- [The problem]
Write out the lines from the line containing "Decode this image" through the final line of the listing below, exactly, omitting every other line.

- [Provided entries]
———
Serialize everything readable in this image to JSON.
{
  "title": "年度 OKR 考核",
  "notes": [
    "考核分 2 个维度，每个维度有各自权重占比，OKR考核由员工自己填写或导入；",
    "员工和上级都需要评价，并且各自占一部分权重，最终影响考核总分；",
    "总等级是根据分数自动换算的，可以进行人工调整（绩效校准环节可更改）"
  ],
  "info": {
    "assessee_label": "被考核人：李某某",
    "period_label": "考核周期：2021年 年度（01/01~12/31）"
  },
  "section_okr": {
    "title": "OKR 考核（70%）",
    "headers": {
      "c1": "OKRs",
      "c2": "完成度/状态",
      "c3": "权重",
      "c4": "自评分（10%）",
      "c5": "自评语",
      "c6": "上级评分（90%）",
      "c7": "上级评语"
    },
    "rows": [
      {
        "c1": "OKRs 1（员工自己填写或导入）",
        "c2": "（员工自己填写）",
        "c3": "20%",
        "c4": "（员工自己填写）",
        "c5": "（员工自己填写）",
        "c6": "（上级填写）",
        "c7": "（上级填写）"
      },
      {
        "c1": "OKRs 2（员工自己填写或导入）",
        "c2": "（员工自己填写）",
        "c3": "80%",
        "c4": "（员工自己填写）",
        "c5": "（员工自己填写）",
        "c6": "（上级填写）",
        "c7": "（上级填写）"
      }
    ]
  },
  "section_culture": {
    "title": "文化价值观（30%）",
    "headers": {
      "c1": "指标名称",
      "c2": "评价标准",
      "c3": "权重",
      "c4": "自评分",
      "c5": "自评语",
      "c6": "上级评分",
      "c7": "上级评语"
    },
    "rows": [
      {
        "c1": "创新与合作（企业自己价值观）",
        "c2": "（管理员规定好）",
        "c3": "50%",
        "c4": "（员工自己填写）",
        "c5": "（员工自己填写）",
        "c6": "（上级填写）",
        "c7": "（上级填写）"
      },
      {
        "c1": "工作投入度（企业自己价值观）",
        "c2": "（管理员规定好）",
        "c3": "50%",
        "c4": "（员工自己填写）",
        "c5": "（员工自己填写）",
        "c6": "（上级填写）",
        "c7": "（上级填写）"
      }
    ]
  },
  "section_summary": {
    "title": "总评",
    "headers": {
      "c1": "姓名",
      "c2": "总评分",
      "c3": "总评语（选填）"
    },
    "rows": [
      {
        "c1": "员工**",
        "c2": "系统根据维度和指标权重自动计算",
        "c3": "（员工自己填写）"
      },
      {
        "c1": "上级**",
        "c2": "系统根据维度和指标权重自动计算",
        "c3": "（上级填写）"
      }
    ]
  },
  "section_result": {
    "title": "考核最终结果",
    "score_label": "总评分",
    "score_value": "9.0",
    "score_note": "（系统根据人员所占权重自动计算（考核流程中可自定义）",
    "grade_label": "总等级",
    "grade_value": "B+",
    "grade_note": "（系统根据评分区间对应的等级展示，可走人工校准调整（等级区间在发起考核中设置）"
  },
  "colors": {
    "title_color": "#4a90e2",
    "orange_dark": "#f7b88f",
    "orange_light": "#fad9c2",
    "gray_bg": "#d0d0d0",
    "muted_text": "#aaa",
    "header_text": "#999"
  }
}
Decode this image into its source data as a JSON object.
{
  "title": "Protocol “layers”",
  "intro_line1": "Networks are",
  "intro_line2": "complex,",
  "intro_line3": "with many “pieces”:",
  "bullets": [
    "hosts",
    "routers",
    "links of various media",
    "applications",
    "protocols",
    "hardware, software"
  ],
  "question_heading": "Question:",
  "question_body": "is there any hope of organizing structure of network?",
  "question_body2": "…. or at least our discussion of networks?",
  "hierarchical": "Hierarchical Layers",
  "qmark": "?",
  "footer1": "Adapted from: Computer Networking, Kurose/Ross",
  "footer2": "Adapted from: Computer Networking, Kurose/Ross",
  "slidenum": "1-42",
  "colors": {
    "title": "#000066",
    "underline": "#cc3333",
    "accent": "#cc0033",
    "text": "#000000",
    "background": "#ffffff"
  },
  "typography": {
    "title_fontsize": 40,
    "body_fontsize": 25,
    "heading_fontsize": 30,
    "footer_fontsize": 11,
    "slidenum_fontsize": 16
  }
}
———
- [Answer to the task]
Decode this image into its source data as a JSON object.
{
  "title": "Protocol “layers”",
  "intro_line1": "Networks are",
  "intro_line2": "complex,",
  "intro_line3": "with many “pieces”:",
  "bullets": [
    "hosts",
    "routers",
    "links of various media",
    "applications",
    "protocols",
    "hardware, software"
  ],
  "question_heading": "Question:",
  "question_body": "is there any hope of organizing structure of network?",
  "question_body2": "…. or at least our discussion of networks?",
  "hierarchical": "Hierarchical Layers",
  "qmark": "?",
  "footer1": "Adapted from: Computer Networking, Kurose/Ross",
  "footer2": "Adapted from: Computer Networking, Kurose/Ross",
  "slidenum": "1-42",
  "colors": {
    "title": "#000066",
    "underline": "#cc3333",
    "accent": "#cc0033",
    "text": "#000000",
    "background": "#ffffff"
  },
  "typography": {
    "title_fontsize": 40,
    "body_fontsize": 25,
    "heading_fontsize": 30,
    "footer_fontsize": 11,
    "slidenum_fontsize": 16
  }
}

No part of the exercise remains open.